■ **The records**:
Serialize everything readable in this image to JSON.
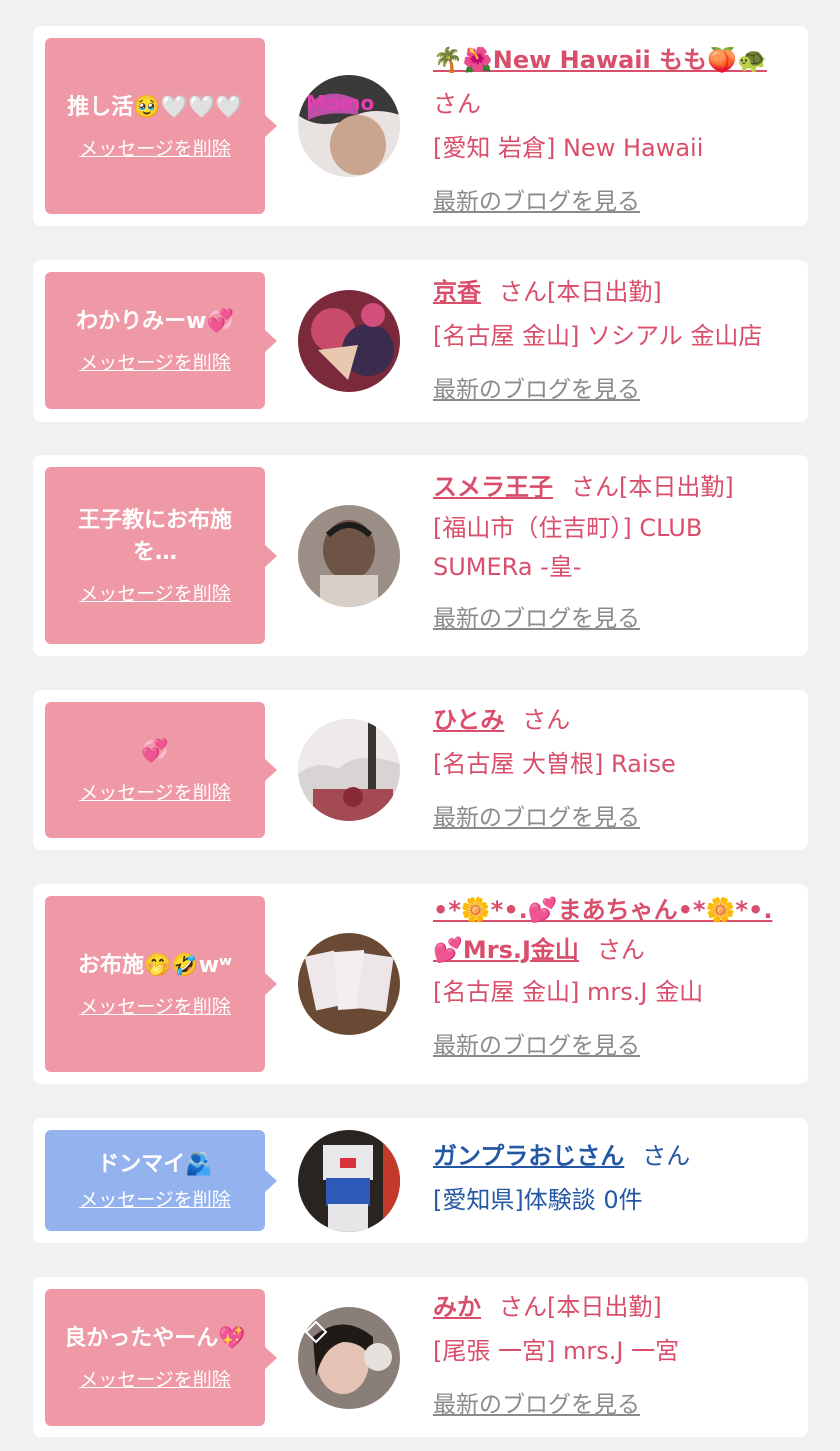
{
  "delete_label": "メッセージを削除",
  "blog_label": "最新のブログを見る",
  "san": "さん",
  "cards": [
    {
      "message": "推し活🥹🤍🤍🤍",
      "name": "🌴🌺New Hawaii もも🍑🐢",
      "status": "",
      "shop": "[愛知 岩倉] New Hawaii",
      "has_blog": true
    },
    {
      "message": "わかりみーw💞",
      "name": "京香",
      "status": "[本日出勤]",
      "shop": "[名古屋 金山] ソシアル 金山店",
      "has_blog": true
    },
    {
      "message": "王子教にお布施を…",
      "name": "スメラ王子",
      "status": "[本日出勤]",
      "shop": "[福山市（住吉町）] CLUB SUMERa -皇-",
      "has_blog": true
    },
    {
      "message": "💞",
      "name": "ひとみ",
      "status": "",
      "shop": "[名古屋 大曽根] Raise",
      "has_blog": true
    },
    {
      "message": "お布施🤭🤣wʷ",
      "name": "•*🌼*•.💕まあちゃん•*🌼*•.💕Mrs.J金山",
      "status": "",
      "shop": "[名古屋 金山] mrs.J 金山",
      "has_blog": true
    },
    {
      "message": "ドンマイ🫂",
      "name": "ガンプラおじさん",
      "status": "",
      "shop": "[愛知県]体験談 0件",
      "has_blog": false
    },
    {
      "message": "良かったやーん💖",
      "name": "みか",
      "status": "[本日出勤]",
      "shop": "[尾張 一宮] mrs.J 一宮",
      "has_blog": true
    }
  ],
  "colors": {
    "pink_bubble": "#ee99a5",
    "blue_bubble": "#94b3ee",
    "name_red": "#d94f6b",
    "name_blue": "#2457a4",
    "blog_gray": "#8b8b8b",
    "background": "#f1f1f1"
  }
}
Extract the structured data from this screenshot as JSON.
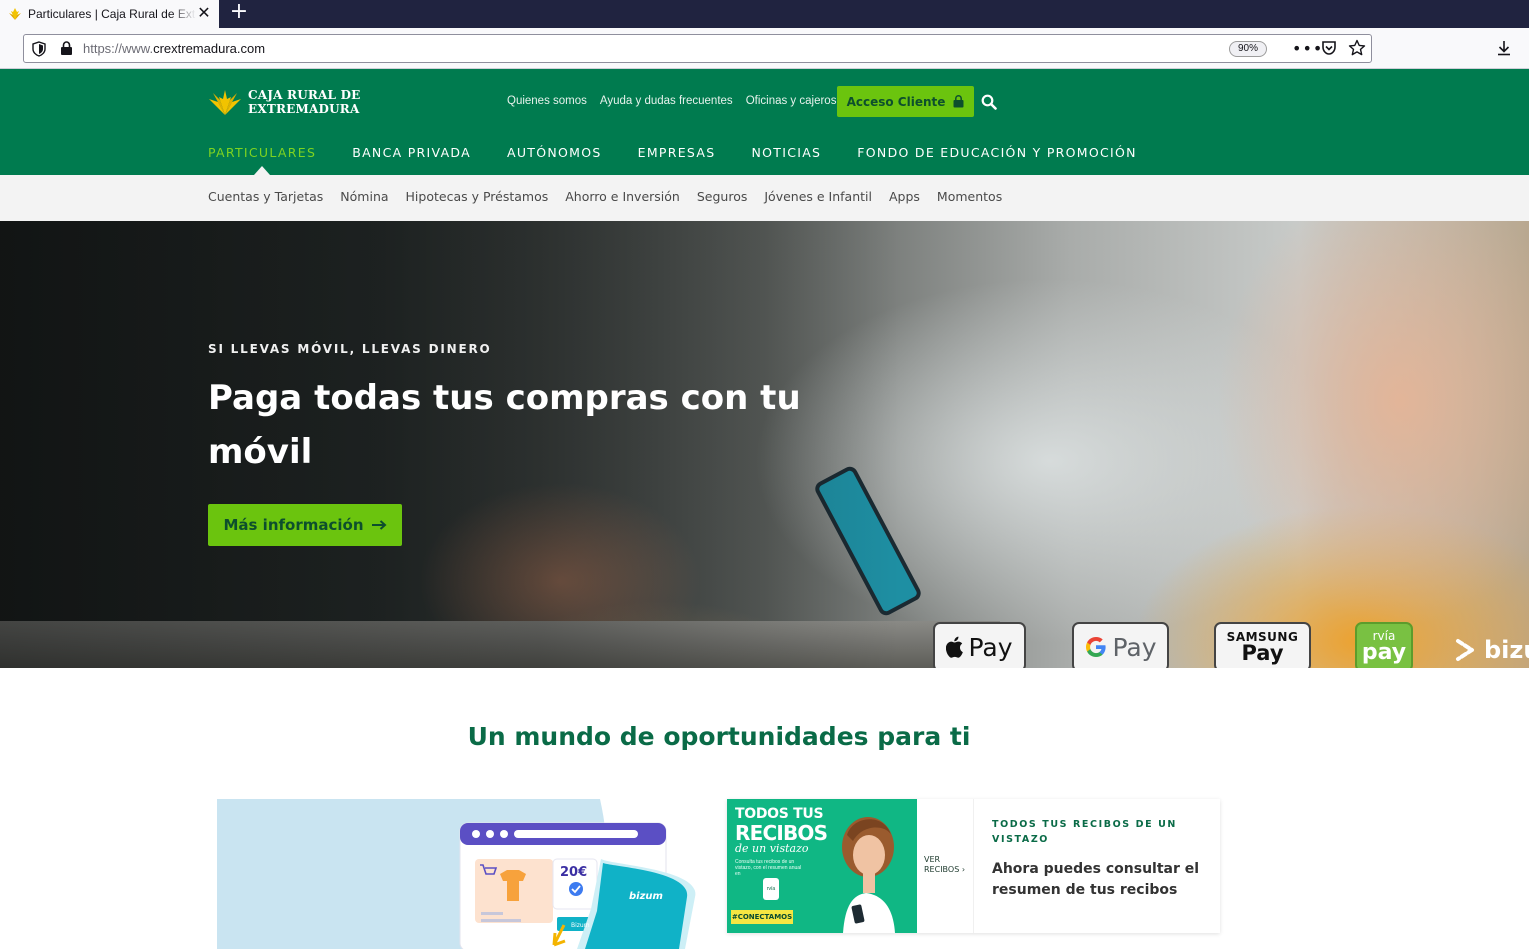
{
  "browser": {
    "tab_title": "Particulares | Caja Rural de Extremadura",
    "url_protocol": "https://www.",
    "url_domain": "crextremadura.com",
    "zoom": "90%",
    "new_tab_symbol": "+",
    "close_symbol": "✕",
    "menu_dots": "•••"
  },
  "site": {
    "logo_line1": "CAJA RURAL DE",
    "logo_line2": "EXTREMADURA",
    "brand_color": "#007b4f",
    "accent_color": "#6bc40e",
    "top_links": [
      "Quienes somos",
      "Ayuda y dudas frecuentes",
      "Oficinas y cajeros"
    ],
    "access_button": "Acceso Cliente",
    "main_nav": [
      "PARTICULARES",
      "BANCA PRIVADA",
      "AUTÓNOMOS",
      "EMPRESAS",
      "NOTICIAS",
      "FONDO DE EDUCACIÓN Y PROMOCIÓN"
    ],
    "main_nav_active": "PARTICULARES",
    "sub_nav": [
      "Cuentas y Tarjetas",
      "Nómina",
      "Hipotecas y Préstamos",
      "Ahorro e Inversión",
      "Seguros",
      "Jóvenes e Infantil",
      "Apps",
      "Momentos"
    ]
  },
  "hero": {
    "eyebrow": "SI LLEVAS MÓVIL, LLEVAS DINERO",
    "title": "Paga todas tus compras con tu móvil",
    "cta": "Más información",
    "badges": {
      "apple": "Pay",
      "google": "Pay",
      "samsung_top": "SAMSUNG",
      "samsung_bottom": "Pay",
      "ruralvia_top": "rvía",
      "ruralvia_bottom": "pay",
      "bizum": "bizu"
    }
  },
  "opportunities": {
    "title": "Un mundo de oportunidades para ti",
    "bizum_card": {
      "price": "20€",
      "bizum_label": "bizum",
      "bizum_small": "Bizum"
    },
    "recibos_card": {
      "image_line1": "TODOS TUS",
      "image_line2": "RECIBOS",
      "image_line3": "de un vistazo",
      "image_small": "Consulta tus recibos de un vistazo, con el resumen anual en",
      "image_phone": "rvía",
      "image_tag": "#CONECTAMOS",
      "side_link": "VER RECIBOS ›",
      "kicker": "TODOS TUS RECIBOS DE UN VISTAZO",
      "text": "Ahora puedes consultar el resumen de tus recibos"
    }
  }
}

■ **The exercise**: All of the data needs repeating exactly, but the pictures do not.

■ **Exercise answer**:
Serialize everything readable in this image to JSON.
{
  "delete_label": "メッセージを削除",
  "blog_label": "最新のブログを見る",
  "san": "さん",
  "cards": [
    {
      "message": "推し活🥹🤍🤍🤍",
      "name": "🌴🌺New Hawaii もも🍑🐢",
      "status": "",
      "shop": "[愛知 岩倉] New Hawaii",
      "has_blog": true
    },
    {
      "message": "わかりみーw💞",
      "name": "京香",
      "status": "[本日出勤]",
      "shop": "[名古屋 金山] ソシアル 金山店",
      "has_blog": true
    },
    {
      "message": "王子教にお布施を…",
      "name": "スメラ王子",
      "status": "[本日出勤]",
      "shop": "[福山市（住吉町）] CLUB SUMERa -皇-",
      "has_blog": true
    },
    {
      "message": "💞",
      "name": "ひとみ",
      "status": "",
      "shop": "[名古屋 大曽根] Raise",
      "has_blog": true
    },
    {
      "message": "お布施🤭🤣wʷ",
      "name": "•*🌼*•.💕まあちゃん•*🌼*•.💕Mrs.J金山",
      "status": "",
      "shop": "[名古屋 金山] mrs.J 金山",
      "has_blog": true
    },
    {
      "message": "ドンマイ🫂",
      "name": "ガンプラおじさん",
      "status": "",
      "shop": "[愛知県]体験談 0件",
      "has_blog": false
    },
    {
      "message": "良かったやーん💖",
      "name": "みか",
      "status": "[本日出勤]",
      "shop": "[尾張 一宮] mrs.J 一宮",
      "has_blog": true
    }
  ],
  "colors": {
    "pink_bubble": "#ee99a5",
    "blue_bubble": "#94b3ee",
    "name_red": "#d94f6b",
    "name_blue": "#2457a4",
    "blog_gray": "#8b8b8b",
    "background": "#f1f1f1"
  }
}
Extract the structured data from this screenshot as JSON.
{
  "browser": {
    "tab_title": "Particulares | Caja Rural de Extremadura",
    "url_protocol": "https://www.",
    "url_domain": "crextremadura.com",
    "zoom": "90%",
    "new_tab_symbol": "+",
    "close_symbol": "✕",
    "menu_dots": "•••"
  },
  "site": {
    "logo_line1": "CAJA RURAL DE",
    "logo_line2": "EXTREMADURA",
    "brand_color": "#007b4f",
    "accent_color": "#6bc40e",
    "top_links": [
      "Quienes somos",
      "Ayuda y dudas frecuentes",
      "Oficinas y cajeros"
    ],
    "access_button": "Acceso Cliente",
    "main_nav": [
      "PARTICULARES",
      "BANCA PRIVADA",
      "AUTÓNOMOS",
      "EMPRESAS",
      "NOTICIAS",
      "FONDO DE EDUCACIÓN Y PROMOCIÓN"
    ],
    "main_nav_active": "PARTICULARES",
    "sub_nav": [
      "Cuentas y Tarjetas",
      "Nómina",
      "Hipotecas y Préstamos",
      "Ahorro e Inversión",
      "Seguros",
      "Jóvenes e Infantil",
      "Apps",
      "Momentos"
    ]
  },
  "hero": {
    "eyebrow": "SI LLEVAS MÓVIL, LLEVAS DINERO",
    "title": "Paga todas tus compras con tu móvil",
    "cta": "Más información",
    "badges": {
      "apple": "Pay",
      "google": "Pay",
      "samsung_top": "SAMSUNG",
      "samsung_bottom": "Pay",
      "ruralvia_top": "rvía",
      "ruralvia_bottom": "pay",
      "bizum": "bizu"
    }
  },
  "opportunities": {
    "title": "Un mundo de oportunidades para ti",
    "bizum_card": {
      "price": "20€",
      "bizum_label": "bizum",
      "bizum_small": "Bizum"
    },
    "recibos_card": {
      "image_line1": "TODOS TUS",
      "image_line2": "RECIBOS",
      "image_line3": "de un vistazo",
      "image_small": "Consulta tus recibos de un vistazo, con el resumen anual en",
      "image_phone": "rvía",
      "image_tag": "#CONECTAMOS",
      "side_link": "VER RECIBOS ›",
      "kicker": "TODOS TUS RECIBOS DE UN VISTAZO",
      "text": "Ahora puedes consultar el resumen de tus recibos"
    }
  }
}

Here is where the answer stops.